### TASK
Go through the material below and copy all lines with "link".

### RECORDS SUPPLIED
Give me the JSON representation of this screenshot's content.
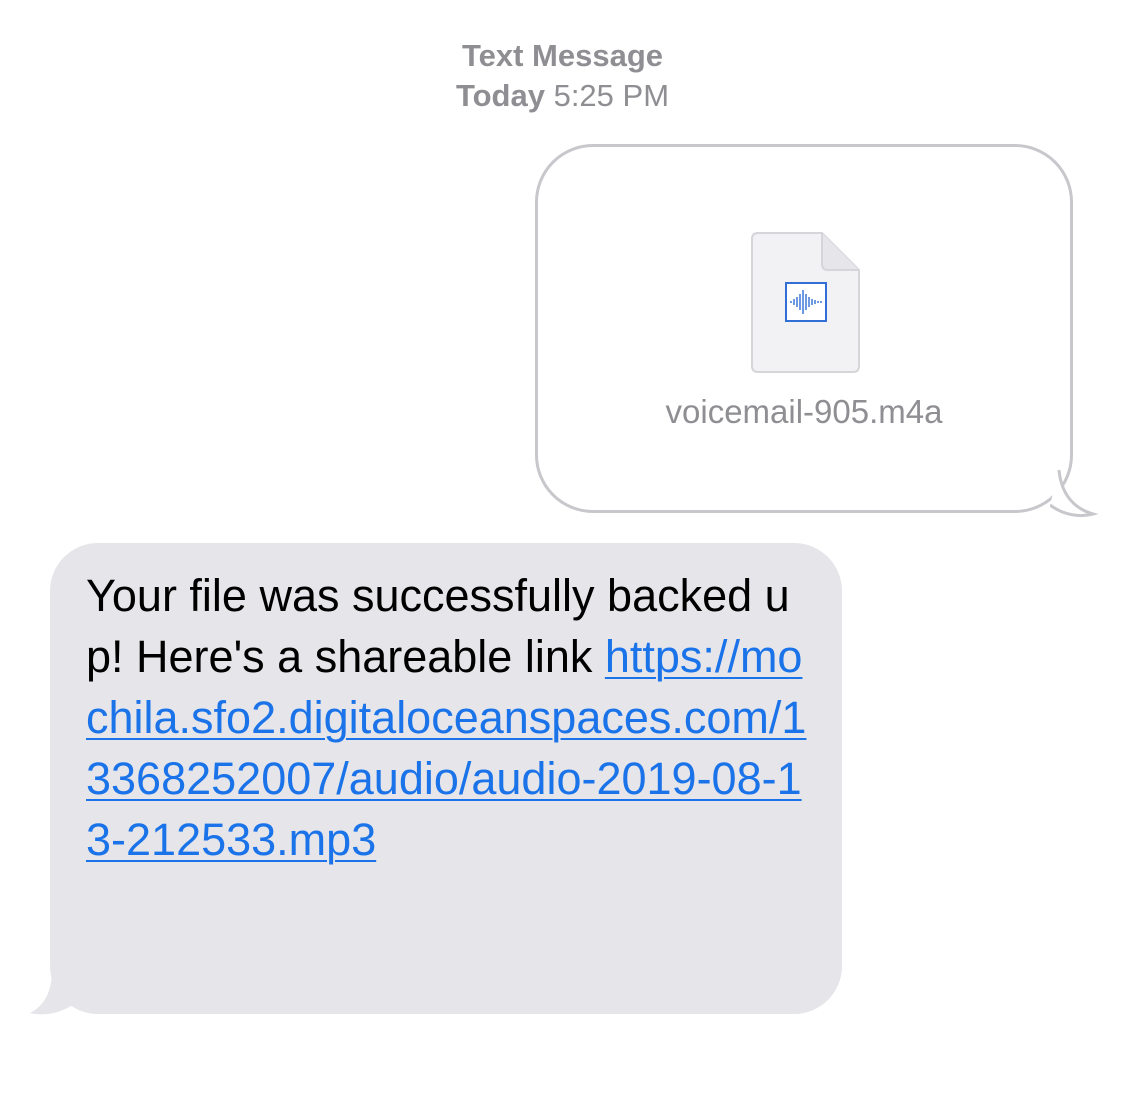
{
  "header": {
    "service": "Text Message",
    "day": "Today",
    "time": "5:25 PM"
  },
  "outgoing": {
    "attachment_icon": "audio-file-icon",
    "file_name": "voicemail-905.m4a"
  },
  "incoming": {
    "text": "Your file was successfully backed up! Here's a shareable link ",
    "link": "https://mochila.sfo2.digitaloceanspaces.com/13368252007/audio/audio-2019-08-13-212533.mp3"
  },
  "colors": {
    "incoming_bubble": "#e5e5ea",
    "outgoing_border": "#c7c7cc",
    "link": "#1a73e8",
    "meta_text": "#8e8e93",
    "waveform": "#2f6fd6"
  }
}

### FULL ANSWER
    "text": "Your file was successfully backed up! Here's a shareable link ",
    "link": "https://mochila.sfo2.digitaloceanspaces.com/13368252007/audio/audio-2019-08-13-212533.mp3"
    "link": "#1a73e8",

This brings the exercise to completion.